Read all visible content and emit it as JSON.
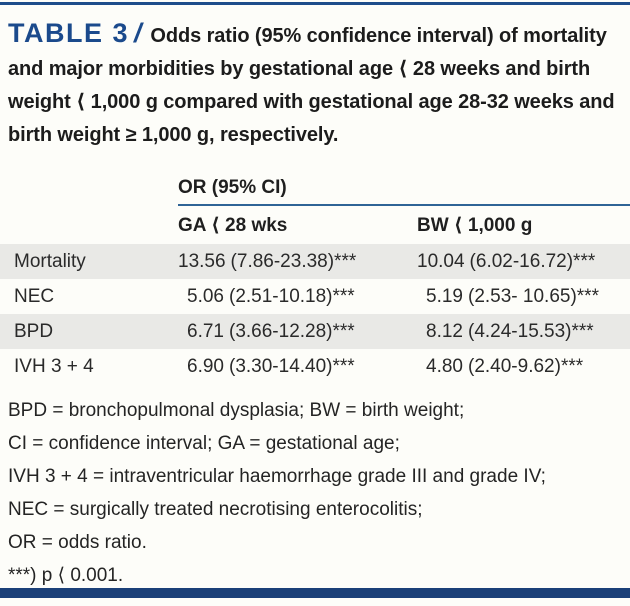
{
  "page": {
    "background": "#fdfdf9",
    "accent_navy": "#1b4a8c",
    "rule_blue": "#2f6496",
    "row_gray": "#e9e9e6",
    "bottom_bar_navy": "#1b4078"
  },
  "header": {
    "label": "TABLE 3",
    "slash": "/",
    "title": "Odds ratio (95% confidence interval) of mortality and major morbidities by gestational age ⟨ 28 weeks and birth weight ⟨ 1,000 g compared with gestational age 28-32 weeks and birth weight ≥ 1,000 g, respectively."
  },
  "table": {
    "group_header": "OR (95% CI)",
    "columns": [
      "GA ⟨ 28 wks",
      "BW ⟨ 1,000 g"
    ],
    "rows": [
      {
        "label": "Mortality",
        "ga_or": "13.56",
        "ga_ci": "(7.86-23.38)***",
        "bw_or": "10.04",
        "bw_ci": "(6.02-16.72)***"
      },
      {
        "label": "NEC",
        "ga_or": "5.06",
        "ga_ci": "(2.51-10.18)***",
        "bw_or": "5.19",
        "bw_ci": "(2.53- 10.65)***"
      },
      {
        "label": "BPD",
        "ga_or": "6.71",
        "ga_ci": "(3.66-12.28)***",
        "bw_or": "8.12",
        "bw_ci": "(4.24-15.53)***"
      },
      {
        "label": "IVH 3 + 4",
        "ga_or": "6.90",
        "ga_ci": "(3.30-14.40)***",
        "bw_or": "4.80",
        "bw_ci": "(2.40-9.62)***"
      }
    ]
  },
  "chart_data": {
    "type": "table",
    "title": "TABLE 3 / Odds ratio (95% confidence interval) of mortality and major morbidities by gestational age ⟨ 28 weeks and birth weight ⟨ 1,000 g compared with gestational age 28-32 weeks and birth weight ≥ 1,000 g, respectively.",
    "columns": [
      "",
      "GA ⟨ 28 wks",
      "BW ⟨ 1,000 g"
    ],
    "rows": [
      [
        "Mortality",
        "13.56 (7.86-23.38)***",
        "10.04 (6.02-16.72)***"
      ],
      [
        "NEC",
        "5.06 (2.51-10.18)***",
        "5.19 (2.53- 10.65)***"
      ],
      [
        "BPD",
        "6.71 (3.66-12.28)***",
        "8.12 (4.24-15.53)***"
      ],
      [
        "IVH 3 + 4",
        "6.90 (3.30-14.40)***",
        "4.80 (2.40-9.62)***"
      ]
    ]
  },
  "footnotes": [
    "BPD = bronchopulmonal dysplasia; BW = birth weight;",
    "CI = confidence interval; GA = gestational age;",
    "IVH 3 + 4 = intraventricular haemorrhage grade III and grade IV;",
    "NEC = surgically treated necrotising enterocolitis;",
    "OR = odds ratio.",
    "***) p ⟨ 0.001."
  ]
}
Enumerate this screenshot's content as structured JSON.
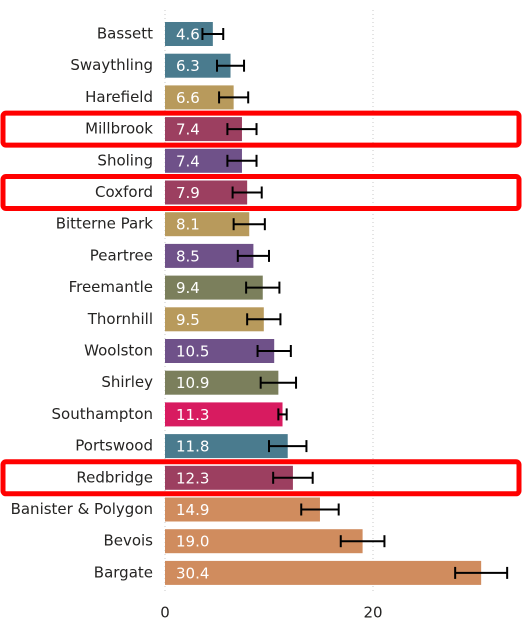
{
  "chart_data": {
    "type": "barh",
    "categories": [
      "Bassett",
      "Swaythling",
      "Harefield",
      "Millbrook",
      "Sholing",
      "Coxford",
      "Bitterne Park",
      "Peartree",
      "Freemantle",
      "Thornhill",
      "Woolston",
      "Shirley",
      "Southampton",
      "Portswood",
      "Redbridge",
      "Banister & Polygon",
      "Bevois",
      "Bargate"
    ],
    "values": [
      4.6,
      6.3,
      6.6,
      7.4,
      7.4,
      7.9,
      8.1,
      8.5,
      9.4,
      9.5,
      10.5,
      10.9,
      11.3,
      11.8,
      12.3,
      14.9,
      19.0,
      30.4
    ],
    "value_labels": [
      "4.6",
      "6.3",
      "6.6",
      "7.4",
      "7.4",
      "7.9",
      "8.1",
      "8.5",
      "9.4",
      "9.5",
      "10.5",
      "10.9",
      "11.3",
      "11.8",
      "12.3",
      "14.9",
      "19.0",
      "30.4"
    ],
    "errors": [
      1.0,
      1.3,
      1.4,
      1.4,
      1.4,
      1.4,
      1.5,
      1.5,
      1.6,
      1.6,
      1.6,
      1.7,
      0.4,
      1.8,
      1.9,
      1.8,
      2.1,
      2.5
    ],
    "colors": [
      "#4a7b8e",
      "#4a7b8e",
      "#b89a5c",
      "#9c3f60",
      "#6f5189",
      "#9c3f60",
      "#b89a5c",
      "#6f5189",
      "#7b7f5c",
      "#b89a5c",
      "#6f5189",
      "#7b7f5c",
      "#d81b60",
      "#4a7b8e",
      "#9c3f60",
      "#d08c5e",
      "#d08c5e",
      "#d08c5e"
    ],
    "highlight": [
      3,
      5,
      14
    ],
    "highlight_color": "#ff0000",
    "xlim": [
      0,
      34
    ],
    "xticks": [
      0,
      20
    ],
    "grid": true
  }
}
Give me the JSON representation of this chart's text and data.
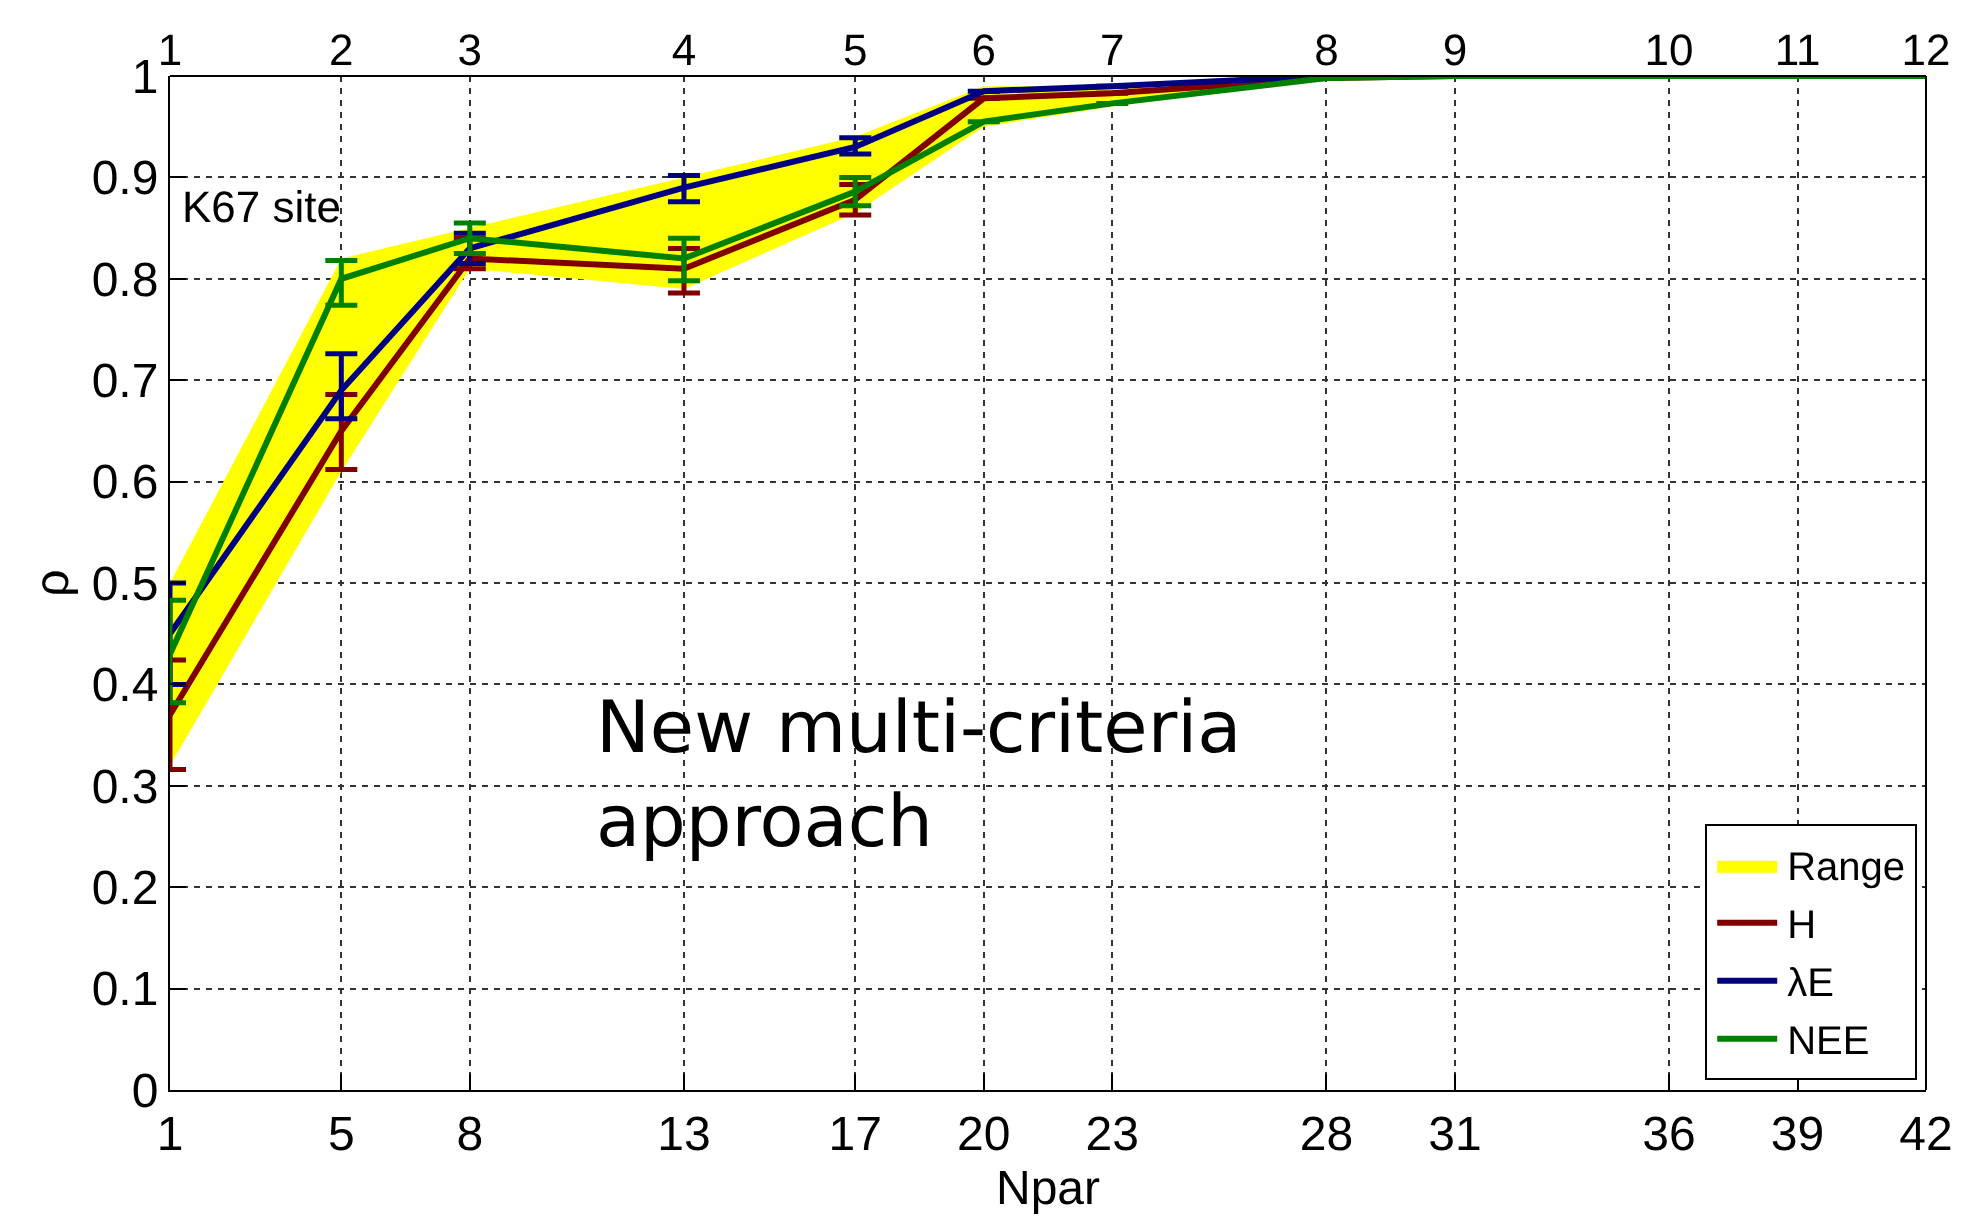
{
  "chart_data": {
    "type": "line",
    "x": [
      1,
      5,
      8,
      13,
      17,
      20,
      23,
      28,
      31,
      36,
      39,
      42
    ],
    "xlabel": "Npar",
    "ylabel": "ρ",
    "xlim": [
      1,
      42
    ],
    "xticks": [
      1,
      5,
      8,
      13,
      17,
      20,
      23,
      28,
      31,
      36,
      39,
      42
    ],
    "ylim": [
      0,
      1
    ],
    "yticks": [
      0,
      0.1,
      0.2,
      0.3,
      0.4,
      0.5,
      0.6,
      0.7,
      0.8,
      0.9,
      1
    ],
    "series": [
      {
        "name": "Range",
        "type": "area",
        "color": "#ffff00",
        "values": [
          null,
          null,
          null,
          null,
          null,
          null,
          null,
          null,
          null,
          null,
          null,
          null
        ],
        "upper": [
          0.5,
          0.82,
          0.85,
          0.9,
          0.94,
          0.99,
          0.99,
          1,
          1,
          1,
          1,
          1
        ],
        "lower": [
          0.32,
          0.61,
          0.81,
          0.79,
          0.865,
          0.95,
          0.97,
          0.998,
          1,
          1,
          1,
          1
        ]
      },
      {
        "name": "H",
        "color": "#800000",
        "values": [
          0.37,
          0.65,
          0.82,
          0.81,
          0.878,
          0.978,
          0.983,
          0.998,
          1,
          null,
          null,
          null
        ],
        "errors": [
          [
            0.316,
            0.424
          ],
          [
            0.612,
            0.686
          ],
          [
            0.81,
            0.84
          ],
          [
            0.786,
            0.83
          ],
          [
            0.863,
            0.893
          ],
          null,
          null,
          null,
          null,
          null,
          null,
          null
        ]
      },
      {
        "name": "λE",
        "color": "#000080",
        "values": [
          0.45,
          0.69,
          0.83,
          0.89,
          0.93,
          0.985,
          0.99,
          1,
          1,
          null,
          null,
          null
        ],
        "errors": [
          [
            0.4,
            0.5
          ],
          [
            0.662,
            0.726
          ],
          [
            0.815,
            0.845
          ],
          [
            0.876,
            0.902
          ],
          [
            0.923,
            0.939
          ],
          null,
          null,
          null,
          null,
          null,
          null,
          null
        ]
      },
      {
        "name": "NEE",
        "color": "#008000",
        "values": [
          0.43,
          0.8,
          0.84,
          0.82,
          0.886,
          0.955,
          0.973,
          0.998,
          1,
          1,
          1,
          1
        ],
        "errors": [
          [
            0.382,
            0.483
          ],
          [
            0.774,
            0.818
          ],
          [
            0.825,
            0.855
          ],
          [
            0.798,
            0.84
          ],
          [
            0.872,
            0.9
          ],
          null,
          null,
          null,
          null,
          null,
          null,
          null
        ]
      }
    ],
    "annotations": [
      "K67 site",
      "New multi-criteria approach",
      "1",
      "2",
      "3",
      "4",
      "5",
      "6",
      "7",
      "8",
      "9",
      "10",
      "11",
      "12"
    ],
    "grid": true,
    "legend": "bottom right",
    "marker": "none",
    "line_style": "solid"
  }
}
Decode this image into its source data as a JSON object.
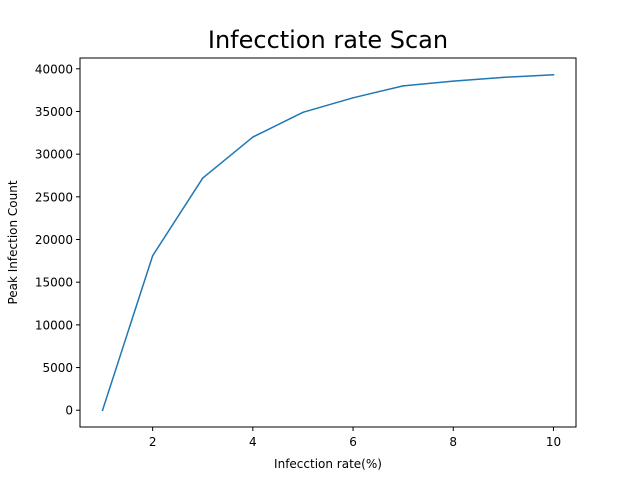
§ §
EXERCISE -
Give only the number of lines in the entries that contain "with".

ANSWER FOR THE TASK -
2